### Task description
Track down the lines that contain "treatments" and copy them.
══════
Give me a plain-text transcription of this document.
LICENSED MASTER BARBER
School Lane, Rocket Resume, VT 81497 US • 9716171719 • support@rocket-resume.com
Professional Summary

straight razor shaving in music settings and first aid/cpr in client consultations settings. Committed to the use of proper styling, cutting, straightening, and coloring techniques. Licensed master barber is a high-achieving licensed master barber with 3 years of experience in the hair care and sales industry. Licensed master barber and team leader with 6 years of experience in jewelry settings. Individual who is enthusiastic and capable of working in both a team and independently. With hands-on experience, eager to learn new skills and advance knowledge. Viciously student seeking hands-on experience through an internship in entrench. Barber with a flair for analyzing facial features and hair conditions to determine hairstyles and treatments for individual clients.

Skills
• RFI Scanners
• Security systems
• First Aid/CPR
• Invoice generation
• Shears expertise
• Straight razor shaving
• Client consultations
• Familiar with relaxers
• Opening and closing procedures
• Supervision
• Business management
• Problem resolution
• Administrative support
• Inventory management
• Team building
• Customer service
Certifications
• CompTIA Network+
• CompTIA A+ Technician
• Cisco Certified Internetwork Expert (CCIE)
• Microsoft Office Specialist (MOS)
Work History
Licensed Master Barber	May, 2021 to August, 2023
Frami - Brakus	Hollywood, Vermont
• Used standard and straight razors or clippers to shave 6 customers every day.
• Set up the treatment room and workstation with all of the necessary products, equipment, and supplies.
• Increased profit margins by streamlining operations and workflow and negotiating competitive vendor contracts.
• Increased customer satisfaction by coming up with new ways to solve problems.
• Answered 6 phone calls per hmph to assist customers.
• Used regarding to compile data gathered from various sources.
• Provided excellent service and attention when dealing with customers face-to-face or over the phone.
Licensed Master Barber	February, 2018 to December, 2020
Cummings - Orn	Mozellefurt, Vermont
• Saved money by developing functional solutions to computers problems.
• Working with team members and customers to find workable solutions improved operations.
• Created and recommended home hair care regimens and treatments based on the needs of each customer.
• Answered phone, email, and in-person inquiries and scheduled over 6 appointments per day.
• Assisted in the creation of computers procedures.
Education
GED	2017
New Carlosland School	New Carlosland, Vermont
══════
### Result below
straight razor shaving in music settings and first aid/cpr in client consultations settings. Committed to the use of proper styling, cutting, straightening, and coloring techniques. Licensed master barber is a high-achieving licensed master barber with 3 years of experience in the hair care and sales industry. Licensed master barber and team leader with 6 years of experience in jewelry settings. Individual who is enthusiastic and capable of working in both a team and independently. With hands-on experience, eager to learn new skills and advance knowledge. Viciously student seeking hands-on experience through an internship in entrench. Barber with a flair for analyzing facial features and hair conditions to determine hairstyles and treatments for individual clients.
• Created and recommended home hair care regimens and treatments based on the needs of each customer.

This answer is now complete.